**WHAT NEEDS TO BE DONE**:
Copy every line of the listing exactly.

**DATA LISTING**:

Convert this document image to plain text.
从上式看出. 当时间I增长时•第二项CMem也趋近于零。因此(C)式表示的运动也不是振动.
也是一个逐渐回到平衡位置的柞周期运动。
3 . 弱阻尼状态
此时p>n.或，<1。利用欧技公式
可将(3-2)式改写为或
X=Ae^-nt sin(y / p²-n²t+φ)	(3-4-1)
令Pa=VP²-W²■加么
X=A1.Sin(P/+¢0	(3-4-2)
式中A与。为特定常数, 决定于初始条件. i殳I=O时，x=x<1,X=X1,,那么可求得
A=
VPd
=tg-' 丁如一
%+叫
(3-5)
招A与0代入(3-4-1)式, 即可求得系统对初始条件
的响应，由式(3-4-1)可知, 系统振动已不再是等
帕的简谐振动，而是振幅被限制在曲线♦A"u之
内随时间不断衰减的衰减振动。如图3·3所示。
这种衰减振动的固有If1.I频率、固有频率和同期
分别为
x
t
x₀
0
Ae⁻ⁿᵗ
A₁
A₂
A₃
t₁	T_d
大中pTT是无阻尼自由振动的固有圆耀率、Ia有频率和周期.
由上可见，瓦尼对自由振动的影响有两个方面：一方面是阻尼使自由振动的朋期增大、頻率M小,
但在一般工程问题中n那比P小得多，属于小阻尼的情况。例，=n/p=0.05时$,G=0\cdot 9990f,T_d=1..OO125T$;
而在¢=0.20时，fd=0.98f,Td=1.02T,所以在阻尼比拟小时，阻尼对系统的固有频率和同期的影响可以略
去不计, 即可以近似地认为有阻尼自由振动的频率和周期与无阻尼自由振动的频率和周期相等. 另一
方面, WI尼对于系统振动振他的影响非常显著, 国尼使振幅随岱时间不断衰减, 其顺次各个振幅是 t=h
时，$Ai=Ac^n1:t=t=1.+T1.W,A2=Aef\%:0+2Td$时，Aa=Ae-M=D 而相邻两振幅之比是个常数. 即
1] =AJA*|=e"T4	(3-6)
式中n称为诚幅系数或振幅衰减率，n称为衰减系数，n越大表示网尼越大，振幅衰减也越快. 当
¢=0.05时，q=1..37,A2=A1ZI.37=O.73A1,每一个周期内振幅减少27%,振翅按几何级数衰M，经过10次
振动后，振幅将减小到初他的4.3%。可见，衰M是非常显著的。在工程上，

**THE RESPONSE**:
Convert this document image to plain text.
从上式看出. 当时间I增长时•第二项CMem也趋近于零。因此(C)式表示的运动也不是振动.
也是一个逐渐回到平衡位置的柞周期运动。
3 . 弱阻尼状态
此时p>n.或，<1。利用欧技公式
可将(3-2)式改写为或
X=Ae^-nt sin(y / p²-n²t+φ)	(3-4-1)
令Pa=VP²-W²■加么
X=A1.Sin(P/+¢0	(3-4-2)
式中A与。为特定常数, 决定于初始条件. i殳I=O时，x=x<1,X=X1,,那么可求得
A=
VPd
=tg-' 丁如一
%+叫
(3-5)
招A与0代入(3-4-1)式, 即可求得系统对初始条件
的响应，由式(3-4-1)可知, 系统振动已不再是等
帕的简谐振动，而是振幅被限制在曲线♦A"u之
内随时间不断衰减的衰减振动。如图3·3所示。
这种衰减振动的固有If1.I频率、固有频率和同期
分别为
x
t
x₀
0
Ae⁻ⁿᵗ
A₁
A₂
A₃
t₁	T_d
大中pTT是无阻尼自由振动的固有圆耀率、Ia有频率和周期.
由上可见，瓦尼对自由振动的影响有两个方面：一方面是阻尼使自由振动的朋期增大、頻率M小,
但在一般工程问题中n那比P小得多，属于小阻尼的情况。例，=n/p=0.05时$,G=0\cdot 9990f,T_d=1..OO125T$;
而在¢=0.20时，fd=0.98f,Td=1.02T,所以在阻尼比拟小时，阻尼对系统的固有频率和同期的影响可以略
去不计, 即可以近似地认为有阻尼自由振动的频率和周期与无阻尼自由振动的频率和周期相等. 另一
方面, WI尼对于系统振动振他的影响非常显著, 国尼使振幅随岱时间不断衰减, 其顺次各个振幅是 t=h
时，$Ai=Ac^n1:t=t=1.+T1.W,A2=Aef\%:0+2Td$时，Aa=Ae-M=D 而相邻两振幅之比是个常数. 即
1] =AJA*|=e"T4	(3-6)
式中n称为诚幅系数或振幅衰减率，n称为衰减系数，n越大表示网尼越大，振幅衰减也越快. 当
¢=0.05时，q=1..37,A2=A1ZI.37=O.73A1,每一个周期内振幅减少27%,振翅按几何级数衰M，经过10次
振动后，振幅将减小到初他的4.3%。可见，衰M是非常显著的。在工程上，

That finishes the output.